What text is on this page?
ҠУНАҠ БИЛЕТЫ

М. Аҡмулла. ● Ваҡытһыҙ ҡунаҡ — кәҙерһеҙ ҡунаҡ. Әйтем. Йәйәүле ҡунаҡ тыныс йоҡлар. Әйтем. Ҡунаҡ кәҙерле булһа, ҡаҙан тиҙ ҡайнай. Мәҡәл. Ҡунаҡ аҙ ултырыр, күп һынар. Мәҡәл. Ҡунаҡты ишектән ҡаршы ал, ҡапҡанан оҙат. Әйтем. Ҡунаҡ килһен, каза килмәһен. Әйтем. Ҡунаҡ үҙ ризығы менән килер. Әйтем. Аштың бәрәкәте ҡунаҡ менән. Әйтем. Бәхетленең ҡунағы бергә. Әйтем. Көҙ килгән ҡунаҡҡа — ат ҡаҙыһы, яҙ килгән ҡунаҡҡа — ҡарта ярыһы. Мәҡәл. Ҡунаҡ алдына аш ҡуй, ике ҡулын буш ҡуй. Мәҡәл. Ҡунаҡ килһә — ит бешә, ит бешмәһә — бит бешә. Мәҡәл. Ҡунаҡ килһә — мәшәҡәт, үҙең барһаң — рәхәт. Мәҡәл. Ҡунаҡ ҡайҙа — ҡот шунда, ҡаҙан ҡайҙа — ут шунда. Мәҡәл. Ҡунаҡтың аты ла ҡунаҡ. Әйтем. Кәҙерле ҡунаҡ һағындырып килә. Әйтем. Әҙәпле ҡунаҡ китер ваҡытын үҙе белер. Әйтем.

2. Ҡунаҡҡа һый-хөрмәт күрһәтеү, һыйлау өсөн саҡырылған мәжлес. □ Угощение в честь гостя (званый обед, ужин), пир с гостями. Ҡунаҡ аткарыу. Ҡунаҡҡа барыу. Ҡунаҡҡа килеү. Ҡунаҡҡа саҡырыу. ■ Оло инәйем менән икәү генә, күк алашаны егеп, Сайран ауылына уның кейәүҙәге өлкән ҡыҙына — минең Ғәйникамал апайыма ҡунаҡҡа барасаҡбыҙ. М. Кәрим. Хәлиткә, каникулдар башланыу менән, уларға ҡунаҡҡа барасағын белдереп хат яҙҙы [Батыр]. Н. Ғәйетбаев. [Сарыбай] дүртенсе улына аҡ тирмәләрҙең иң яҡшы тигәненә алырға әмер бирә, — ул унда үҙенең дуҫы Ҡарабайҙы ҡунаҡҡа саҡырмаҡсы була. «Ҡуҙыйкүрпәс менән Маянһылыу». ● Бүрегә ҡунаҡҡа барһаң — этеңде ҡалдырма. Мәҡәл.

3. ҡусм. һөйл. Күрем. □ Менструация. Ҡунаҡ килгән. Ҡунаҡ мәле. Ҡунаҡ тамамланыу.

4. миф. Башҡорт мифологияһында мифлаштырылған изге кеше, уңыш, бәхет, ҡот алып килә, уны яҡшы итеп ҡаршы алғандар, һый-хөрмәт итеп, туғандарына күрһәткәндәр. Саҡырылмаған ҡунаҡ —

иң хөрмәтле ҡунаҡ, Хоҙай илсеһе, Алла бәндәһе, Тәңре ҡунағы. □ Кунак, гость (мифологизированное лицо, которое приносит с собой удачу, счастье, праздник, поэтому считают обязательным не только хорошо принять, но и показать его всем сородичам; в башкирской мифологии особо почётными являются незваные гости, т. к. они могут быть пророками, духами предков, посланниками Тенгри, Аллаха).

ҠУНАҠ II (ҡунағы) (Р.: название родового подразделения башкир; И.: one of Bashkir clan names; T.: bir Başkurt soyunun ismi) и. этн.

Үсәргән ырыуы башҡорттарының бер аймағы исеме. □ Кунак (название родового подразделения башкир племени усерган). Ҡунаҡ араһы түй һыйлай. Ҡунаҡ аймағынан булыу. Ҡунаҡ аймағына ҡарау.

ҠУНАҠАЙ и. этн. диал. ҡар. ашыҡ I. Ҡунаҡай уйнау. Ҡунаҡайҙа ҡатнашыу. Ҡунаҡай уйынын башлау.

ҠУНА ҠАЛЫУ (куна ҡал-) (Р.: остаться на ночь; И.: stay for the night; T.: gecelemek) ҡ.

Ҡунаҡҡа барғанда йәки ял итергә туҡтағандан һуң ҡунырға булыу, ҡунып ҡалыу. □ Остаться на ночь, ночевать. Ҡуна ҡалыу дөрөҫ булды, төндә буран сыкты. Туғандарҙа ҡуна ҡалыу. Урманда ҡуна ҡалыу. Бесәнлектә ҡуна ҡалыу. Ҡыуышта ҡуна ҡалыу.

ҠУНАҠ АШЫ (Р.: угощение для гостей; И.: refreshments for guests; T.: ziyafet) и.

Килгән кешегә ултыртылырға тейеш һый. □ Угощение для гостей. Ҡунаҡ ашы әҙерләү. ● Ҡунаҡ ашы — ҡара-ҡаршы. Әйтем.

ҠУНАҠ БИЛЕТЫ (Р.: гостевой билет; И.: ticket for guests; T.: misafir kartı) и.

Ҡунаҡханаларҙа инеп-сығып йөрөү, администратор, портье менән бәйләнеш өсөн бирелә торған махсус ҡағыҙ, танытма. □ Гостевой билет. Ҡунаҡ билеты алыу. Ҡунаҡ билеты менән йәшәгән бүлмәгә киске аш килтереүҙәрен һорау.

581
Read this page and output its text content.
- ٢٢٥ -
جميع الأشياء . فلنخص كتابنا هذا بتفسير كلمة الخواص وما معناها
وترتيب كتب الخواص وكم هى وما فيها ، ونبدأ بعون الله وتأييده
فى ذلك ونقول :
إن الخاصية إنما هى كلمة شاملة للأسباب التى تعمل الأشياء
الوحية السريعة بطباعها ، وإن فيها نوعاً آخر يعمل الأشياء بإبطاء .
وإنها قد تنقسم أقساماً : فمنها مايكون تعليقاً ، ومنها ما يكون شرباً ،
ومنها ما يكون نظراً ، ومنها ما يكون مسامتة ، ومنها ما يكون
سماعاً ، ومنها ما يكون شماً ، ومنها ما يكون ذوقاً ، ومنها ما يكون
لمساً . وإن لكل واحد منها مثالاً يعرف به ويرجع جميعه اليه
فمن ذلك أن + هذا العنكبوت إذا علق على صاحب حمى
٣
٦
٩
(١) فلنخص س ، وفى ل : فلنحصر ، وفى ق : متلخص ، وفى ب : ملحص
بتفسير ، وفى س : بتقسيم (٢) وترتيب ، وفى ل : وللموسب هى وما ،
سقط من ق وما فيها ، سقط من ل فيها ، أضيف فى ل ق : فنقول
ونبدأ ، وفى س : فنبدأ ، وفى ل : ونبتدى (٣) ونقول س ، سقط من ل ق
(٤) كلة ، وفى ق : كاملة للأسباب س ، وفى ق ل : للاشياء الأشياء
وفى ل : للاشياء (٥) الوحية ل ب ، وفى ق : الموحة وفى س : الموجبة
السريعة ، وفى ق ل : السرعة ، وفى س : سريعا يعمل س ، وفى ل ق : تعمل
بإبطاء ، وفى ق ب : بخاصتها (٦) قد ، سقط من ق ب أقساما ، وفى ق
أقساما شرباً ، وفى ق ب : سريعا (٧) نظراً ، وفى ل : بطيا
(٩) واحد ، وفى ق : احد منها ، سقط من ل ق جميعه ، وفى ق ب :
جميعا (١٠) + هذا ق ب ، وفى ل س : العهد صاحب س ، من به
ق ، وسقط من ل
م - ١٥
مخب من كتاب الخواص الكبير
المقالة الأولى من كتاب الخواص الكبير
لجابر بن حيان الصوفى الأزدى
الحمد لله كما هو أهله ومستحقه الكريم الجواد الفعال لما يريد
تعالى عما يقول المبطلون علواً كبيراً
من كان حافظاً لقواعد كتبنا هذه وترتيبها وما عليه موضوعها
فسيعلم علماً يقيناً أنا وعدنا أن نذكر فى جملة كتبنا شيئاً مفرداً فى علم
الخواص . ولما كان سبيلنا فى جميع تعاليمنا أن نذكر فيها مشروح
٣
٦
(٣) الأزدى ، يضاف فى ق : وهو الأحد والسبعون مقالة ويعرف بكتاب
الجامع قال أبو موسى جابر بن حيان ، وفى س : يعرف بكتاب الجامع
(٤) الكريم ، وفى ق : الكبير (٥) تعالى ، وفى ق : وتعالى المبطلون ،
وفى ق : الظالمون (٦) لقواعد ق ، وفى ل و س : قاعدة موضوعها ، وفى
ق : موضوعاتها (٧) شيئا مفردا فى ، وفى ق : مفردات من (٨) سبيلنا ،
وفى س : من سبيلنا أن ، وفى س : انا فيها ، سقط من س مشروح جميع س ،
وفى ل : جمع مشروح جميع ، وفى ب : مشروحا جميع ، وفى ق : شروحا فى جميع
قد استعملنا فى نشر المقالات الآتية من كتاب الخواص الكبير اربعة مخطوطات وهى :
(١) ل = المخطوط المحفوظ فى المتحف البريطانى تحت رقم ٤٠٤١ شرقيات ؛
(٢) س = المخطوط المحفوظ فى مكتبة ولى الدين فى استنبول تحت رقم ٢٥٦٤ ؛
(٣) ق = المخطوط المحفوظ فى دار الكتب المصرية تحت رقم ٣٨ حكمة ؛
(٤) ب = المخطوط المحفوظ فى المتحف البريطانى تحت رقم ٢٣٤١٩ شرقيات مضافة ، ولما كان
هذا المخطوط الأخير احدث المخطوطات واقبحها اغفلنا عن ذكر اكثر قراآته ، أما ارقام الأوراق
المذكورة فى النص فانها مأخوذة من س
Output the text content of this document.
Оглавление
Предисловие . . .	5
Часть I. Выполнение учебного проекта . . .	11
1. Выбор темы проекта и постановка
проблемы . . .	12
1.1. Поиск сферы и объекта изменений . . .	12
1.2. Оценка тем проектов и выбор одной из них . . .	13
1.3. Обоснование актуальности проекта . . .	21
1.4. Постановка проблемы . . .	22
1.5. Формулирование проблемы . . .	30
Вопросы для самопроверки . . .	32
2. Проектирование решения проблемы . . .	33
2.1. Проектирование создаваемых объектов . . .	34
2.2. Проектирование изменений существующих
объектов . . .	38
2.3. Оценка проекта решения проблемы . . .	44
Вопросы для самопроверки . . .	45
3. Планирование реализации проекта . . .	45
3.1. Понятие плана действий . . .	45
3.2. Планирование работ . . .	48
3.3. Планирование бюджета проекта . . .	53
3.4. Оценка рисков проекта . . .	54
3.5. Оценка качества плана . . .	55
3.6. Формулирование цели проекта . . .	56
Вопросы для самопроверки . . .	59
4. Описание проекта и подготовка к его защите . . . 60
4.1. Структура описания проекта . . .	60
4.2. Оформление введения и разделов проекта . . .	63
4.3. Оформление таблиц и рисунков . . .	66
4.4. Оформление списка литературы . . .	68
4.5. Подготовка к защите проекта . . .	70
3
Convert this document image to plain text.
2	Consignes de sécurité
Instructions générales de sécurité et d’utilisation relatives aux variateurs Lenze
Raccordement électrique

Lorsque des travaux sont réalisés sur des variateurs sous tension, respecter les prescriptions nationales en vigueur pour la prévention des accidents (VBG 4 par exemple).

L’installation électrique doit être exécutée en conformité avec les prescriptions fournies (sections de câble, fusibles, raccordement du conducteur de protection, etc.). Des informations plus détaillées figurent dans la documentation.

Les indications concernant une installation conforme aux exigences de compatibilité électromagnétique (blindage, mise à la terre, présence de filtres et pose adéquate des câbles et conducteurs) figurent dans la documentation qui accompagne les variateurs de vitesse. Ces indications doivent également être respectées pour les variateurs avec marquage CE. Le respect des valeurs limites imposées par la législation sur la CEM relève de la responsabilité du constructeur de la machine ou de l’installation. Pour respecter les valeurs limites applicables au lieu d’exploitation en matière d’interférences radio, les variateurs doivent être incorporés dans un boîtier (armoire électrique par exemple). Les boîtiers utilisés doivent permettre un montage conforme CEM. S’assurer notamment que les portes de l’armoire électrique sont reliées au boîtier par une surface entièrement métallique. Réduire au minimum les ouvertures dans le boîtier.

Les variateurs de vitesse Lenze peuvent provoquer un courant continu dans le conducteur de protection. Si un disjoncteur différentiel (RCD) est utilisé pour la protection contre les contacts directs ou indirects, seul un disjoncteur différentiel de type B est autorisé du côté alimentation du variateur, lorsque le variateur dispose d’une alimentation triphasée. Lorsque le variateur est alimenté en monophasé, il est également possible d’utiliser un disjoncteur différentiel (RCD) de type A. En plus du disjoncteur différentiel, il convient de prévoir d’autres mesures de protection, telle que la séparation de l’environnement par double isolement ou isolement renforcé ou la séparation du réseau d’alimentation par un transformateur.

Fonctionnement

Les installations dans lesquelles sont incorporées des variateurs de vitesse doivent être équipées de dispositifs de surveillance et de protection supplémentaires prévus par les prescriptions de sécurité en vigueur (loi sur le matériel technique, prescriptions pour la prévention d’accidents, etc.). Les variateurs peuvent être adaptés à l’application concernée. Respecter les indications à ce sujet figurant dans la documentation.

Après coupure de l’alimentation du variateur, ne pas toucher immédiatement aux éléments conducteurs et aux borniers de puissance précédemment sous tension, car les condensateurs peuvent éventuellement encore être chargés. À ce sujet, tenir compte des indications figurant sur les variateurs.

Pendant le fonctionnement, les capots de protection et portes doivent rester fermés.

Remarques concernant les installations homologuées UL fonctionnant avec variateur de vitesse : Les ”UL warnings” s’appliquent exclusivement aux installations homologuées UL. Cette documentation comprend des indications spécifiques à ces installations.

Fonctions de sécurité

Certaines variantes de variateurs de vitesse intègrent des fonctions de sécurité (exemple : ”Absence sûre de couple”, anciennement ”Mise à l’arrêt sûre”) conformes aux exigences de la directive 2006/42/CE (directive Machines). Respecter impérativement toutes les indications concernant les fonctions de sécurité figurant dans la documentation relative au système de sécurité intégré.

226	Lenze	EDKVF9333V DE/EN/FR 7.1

********************

» **WORK TO DO**
Looking at the records above, tally the lines holding "Оформление" and reply with that number only.

» **SOLUTION BELOW**
3